What needs to be done:
Reproduce every line of the material below without changing anything, but leave out the pictures.

━━━━━ Raw data ━━━━━

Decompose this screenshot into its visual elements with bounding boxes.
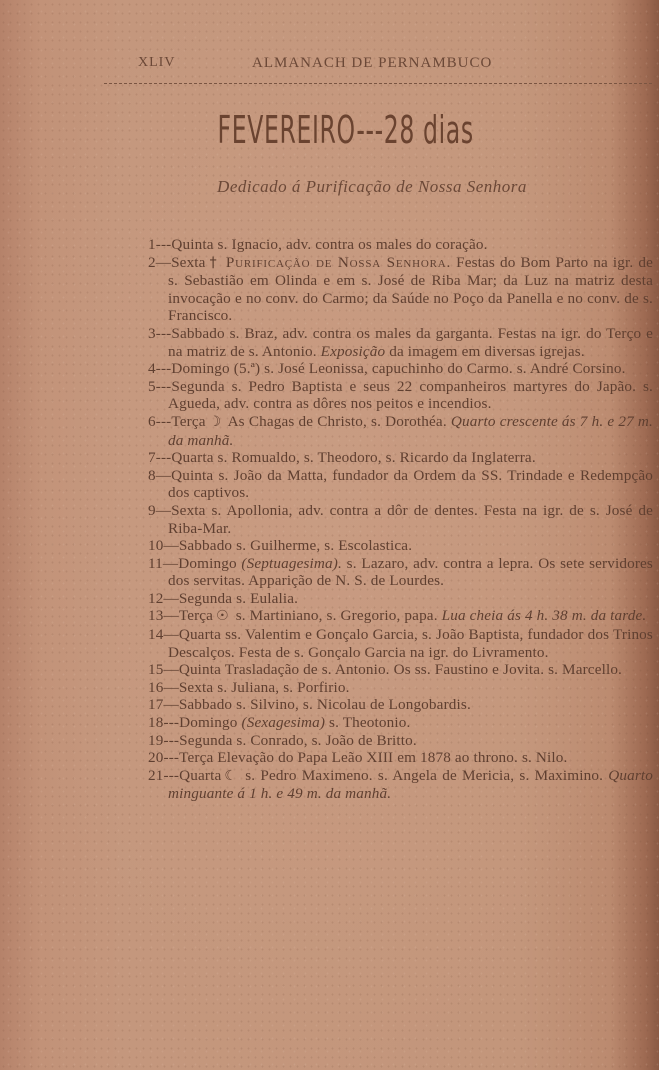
entry-text: s. Theotonio. [325,714,410,731]
calendar-entry: 17—Sabbado s. Silvino, s. Nicolau de Lon… [108,696,653,714]
entry-day: 10—Sabbado [148,537,232,554]
entry-day: 15—Quinta [148,661,221,678]
page-number: XLIV [138,55,175,71]
entry-liturgical-note: (Septuagesima). [237,555,342,572]
entry-day: 21---Quarta [148,767,221,784]
entry-italic-note: Lua cheia ás 4 h. 38 m. da tarde. [442,607,647,624]
scanned-page: XLIV ALMANACH DE PERNAMBUCO FEVEREIRO---… [0,0,659,1070]
entry-text: Elevação do Papa Leão XIII em 1878 ao th… [213,749,567,766]
calendar-entry: 10—Sabbado s. Guilherme, s. Escolastica. [108,537,653,555]
entry-italic-note: Exposição [321,343,386,360]
calendar-entry: 1---Quinta s. Ignacio, adv. contra os ma… [108,236,653,254]
entry-day: 9—Sexta [148,502,206,519]
cross-icon: † [206,255,221,271]
calendar-entry: 13—Terça☉ s. Martiniano, s. Gregorio, pa… [108,607,653,626]
calendar-entry: 7---Quarta s. Romualdo, s. Theodoro, s. … [108,449,653,467]
entry-day: 14—Quarta [148,626,221,643]
entry-text: s. Conrado, s. João de Britto. [232,732,416,749]
calendar-entry: 11—Domingo (Septuagesima). s. Lazaro, ad… [108,555,653,590]
entry-text: s. Martiniano, s. Gregorio, papa. [232,607,442,624]
calendar-entry: 3---Sabbado s. Braz, adv. contra os male… [108,325,653,360]
calendar-entry: 9—Sexta s. Apollonia, adv. contra a dôr … [108,502,653,537]
calendar-entry: 6---Terça☽ As Chagas de Christo, s. Doro… [108,413,653,449]
entry-day: 7---Quarta [148,449,214,466]
running-header: XLIV ALMANACH DE PERNAMBUCO [100,50,640,74]
entry-day: 11—Domingo [148,555,237,572]
calendar-entry: 19---Segunda s. Conrado, s. João de Brit… [108,732,653,750]
entry-day: 16—Sexta [148,679,213,696]
month-title: FEVEREIRO---28 dias [141,108,550,152]
entry-text: s. João da Matta, fundador da Ordem da S… [168,467,653,502]
entry-text: s. Pedro Baptista e seus 22 companheiros… [168,378,653,413]
calendar-entry: 18---Domingo (Sexagesima) s. Theotonio. [108,714,653,732]
header-rule [104,83,652,84]
moon-phase-icon: ☾ [221,768,240,784]
entry-text: As Chagas de Christo, s. Dorothéa. [224,413,451,430]
entry-day: 18---Domingo [148,714,238,731]
entry-text: s. Ignacio, adv. contra os males do cora… [214,236,488,253]
entry-text: (5.ª) s. José Leonissa, capuchinho do Ca… [230,360,626,377]
entry-day: 8—Quinta [148,467,213,484]
entry-day: 2—Sexta [148,254,206,271]
entry-day: 4---Domingo [148,360,230,377]
entry-day: 12—Segunda [148,590,232,607]
calendar-entry: 15—Quinta Trasladação de s. Antonio. Os … [108,661,653,679]
moon-phase-icon: ☉ [213,608,232,624]
entry-text: s. Guilherme, s. Escolastica. [232,537,412,554]
entry-day: 5---Segunda [148,378,225,395]
entry-day: 3---Sabbado [148,325,225,342]
calendar-entry: 20---Terça Elevação do Papa Leão XIII em… [108,749,653,767]
calendar-entry: 14—Quarta ss. Valentim e Gonçalo Garcia,… [108,626,653,661]
entry-day: 1---Quinta [148,236,214,253]
entry-text: s. Romualdo, s. Theodoro, s. Ricardo da … [214,449,536,466]
entry-text: ss. Valentim e Gonçalo Garcia, s. João B… [168,626,653,661]
calendar-entries: 1---Quinta s. Ignacio, adv. contra os ma… [128,236,653,803]
calendar-entry: 5---Segunda s. Pedro Baptista e seus 22 … [108,378,653,413]
entry-day: 20---Terça [148,749,213,766]
running-title: ALMANACH DE PERNAMBUCO [252,55,492,72]
entry-text: s. Silvino, s. Nicolau de Longobardis. [232,696,471,713]
calendar-entry: 12—Segunda s. Eulalia. [108,590,653,608]
entry-text: Trasladação de s. Antonio. Os ss. Fausti… [221,661,622,678]
calendar-entry: 4---Domingo (5.ª) s. José Leonissa, capu… [108,360,653,378]
month-dedication: Dedicado á Purificação de Nossa Senhora [0,177,659,197]
entry-text: da imagem em diversas igrejas. [385,343,585,360]
entry-text: s. Apollonia, adv. contra a dôr de dente… [168,502,653,537]
entry-text: s. Pedro Maximeno. s. Angela de Mericia,… [240,767,608,784]
entry-day: 19---Segunda [148,732,232,749]
entry-day: 6---Terça [148,413,206,430]
entry-liturgical-note: (Sexagesima) [238,714,326,731]
entry-day: 17—Sabbado [148,696,232,713]
entry-text: s. Eulalia. [232,590,298,607]
calendar-entry: 16—Sexta s. Juliana, s. Porfirio. [108,679,653,697]
calendar-entry: 8—Quinta s. João da Matta, fundador da O… [108,467,653,502]
calendar-entry: 21---Quarta☾ s. Pedro Maximeno. s. Angel… [108,767,653,803]
calendar-entry: 2—Sexta† Purificação de Nossa Senhora. F… [108,254,653,325]
moon-phase-icon: ☽ [206,414,225,430]
entry-text: s. Juliana, s. Porfirio. [213,679,349,696]
entry-day: 13—Terça [148,607,213,624]
entry-feast: Purificação de Nossa Senhora. [226,254,451,271]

━━━━━

Exercise result:
Decompose this screenshot into its visual elements with bounding boxes.
entry-text: s. Theotonio. [325,714,410,731]
calendar-entry: 17—Sabbado s. Silvino, s. Nicolau de Lon… [108,696,653,714]
entry-day: 10—Sabbado [148,537,232,554]
entry-day: 15—Quinta [148,661,221,678]
page-number: XLIV [138,55,175,71]
entry-liturgical-note: (Septuagesima). [237,555,342,572]
entry-day: 21---Quarta [148,767,221,784]
entry-italic-note: Lua cheia ás 4 h. 38 m. da tarde. [442,607,647,624]
scanned-page: XLIV ALMANACH DE PERNAMBUCO FEVEREIRO---… [0,0,659,1070]
entry-text: Elevação do Papa Leão XIII em 1878 ao th… [213,749,567,766]
calendar-entry: 10—Sabbado s. Guilherme, s. Escolastica. [108,537,653,555]
entry-italic-note: Exposição [321,343,386,360]
calendar-entry: 1---Quinta s. Ignacio, adv. contra os ma… [108,236,653,254]
entry-day: 9—Sexta [148,502,206,519]
cross-icon: † [206,255,221,271]
calendar-entry: 13—Terça☉ s. Martiniano, s. Gregorio, pa… [108,607,653,626]
calendar-entry: 7---Quarta s. Romualdo, s. Theodoro, s. … [108,449,653,467]
entry-day: 14—Quarta [148,626,221,643]
entry-text: s. Conrado, s. João de Britto. [232,732,416,749]
calendar-entry: 11—Domingo (Septuagesima). s. Lazaro, ad… [108,555,653,590]
entry-text: s. Martiniano, s. Gregorio, papa. [232,607,442,624]
calendar-entry: 3---Sabbado s. Braz, adv. contra os male… [108,325,653,360]
calendar-entry: 9—Sexta s. Apollonia, adv. contra a dôr … [108,502,653,537]
calendar-entry: 6---Terça☽ As Chagas de Christo, s. Doro… [108,413,653,449]
entry-day: 7---Quarta [148,449,214,466]
running-header: XLIV ALMANACH DE PERNAMBUCO [100,50,640,74]
entry-day: 11—Domingo [148,555,237,572]
calendar-entry: 19---Segunda s. Conrado, s. João de Brit… [108,732,653,750]
entry-day: 16—Sexta [148,679,213,696]
month-title: FEVEREIRO---28 dias [141,108,550,152]
entry-text: s. João da Matta, fundador da Ordem da S… [168,467,653,502]
entry-text: s. Pedro Baptista e seus 22 companheiros… [168,378,653,413]
calendar-entry: 18---Domingo (Sexagesima) s. Theotonio. [108,714,653,732]
header-rule [104,83,652,84]
moon-phase-icon: ☾ [221,768,240,784]
entry-text: As Chagas de Christo, s. Dorothéa. [224,413,451,430]
entry-day: 18---Domingo [148,714,238,731]
entry-text: s. Ignacio, adv. contra os males do cora… [214,236,488,253]
entry-text: (5.ª) s. José Leonissa, capuchinho do Ca… [230,360,626,377]
entry-day: 8—Quinta [148,467,213,484]
entry-day: 2—Sexta [148,254,206,271]
entry-day: 4---Domingo [148,360,230,377]
entry-day: 12—Segunda [148,590,232,607]
calendar-entry: 15—Quinta Trasladação de s. Antonio. Os … [108,661,653,679]
moon-phase-icon: ☉ [213,608,232,624]
entry-text: s. Guilherme, s. Escolastica. [232,537,412,554]
entry-day: 5---Segunda [148,378,225,395]
entry-day: 3---Sabbado [148,325,225,342]
calendar-entry: 20---Terça Elevação do Papa Leão XIII em… [108,749,653,767]
calendar-entry: 14—Quarta ss. Valentim e Gonçalo Garcia,… [108,626,653,661]
entry-day: 1---Quinta [148,236,214,253]
entry-text: s. Romualdo, s. Theodoro, s. Ricardo da … [214,449,536,466]
entry-text: ss. Valentim e Gonçalo Garcia, s. João B… [168,626,653,661]
calendar-entries: 1---Quinta s. Ignacio, adv. contra os ma… [128,236,653,803]
calendar-entry: 5---Segunda s. Pedro Baptista e seus 22 … [108,378,653,413]
entry-day: 20---Terça [148,749,213,766]
running-title: ALMANACH DE PERNAMBUCO [252,55,492,72]
entry-text: s. Silvino, s. Nicolau de Longobardis. [232,696,471,713]
calendar-entry: 12—Segunda s. Eulalia. [108,590,653,608]
entry-text: Trasladação de s. Antonio. Os ss. Fausti… [221,661,622,678]
calendar-entry: 4---Domingo (5.ª) s. José Leonissa, capu… [108,360,653,378]
month-dedication: Dedicado á Purificação de Nossa Senhora [0,177,659,197]
entry-text: da imagem em diversas igrejas. [385,343,585,360]
entry-text: s. Apollonia, adv. contra a dôr de dente… [168,502,653,537]
entry-text: s. Pedro Maximeno. s. Angela de Mericia,… [240,767,608,784]
entry-day: 19---Segunda [148,732,232,749]
entry-day: 6---Terça [148,413,206,430]
entry-liturgical-note: (Sexagesima) [238,714,326,731]
entry-day: 17—Sabbado [148,696,232,713]
entry-text: s. Eulalia. [232,590,298,607]
calendar-entry: 16—Sexta s. Juliana, s. Porfirio. [108,679,653,697]
calendar-entry: 8—Quinta s. João da Matta, fundador da O… [108,467,653,502]
calendar-entry: 21---Quarta☾ s. Pedro Maximeno. s. Angel… [108,767,653,803]
calendar-entry: 2—Sexta† Purificação de Nossa Senhora. F… [108,254,653,325]
moon-phase-icon: ☽ [206,414,225,430]
entry-text: s. Juliana, s. Porfirio. [213,679,349,696]
entry-day: 13—Terça [148,607,213,624]
entry-feast: Purificação de Nossa Senhora. [226,254,451,271]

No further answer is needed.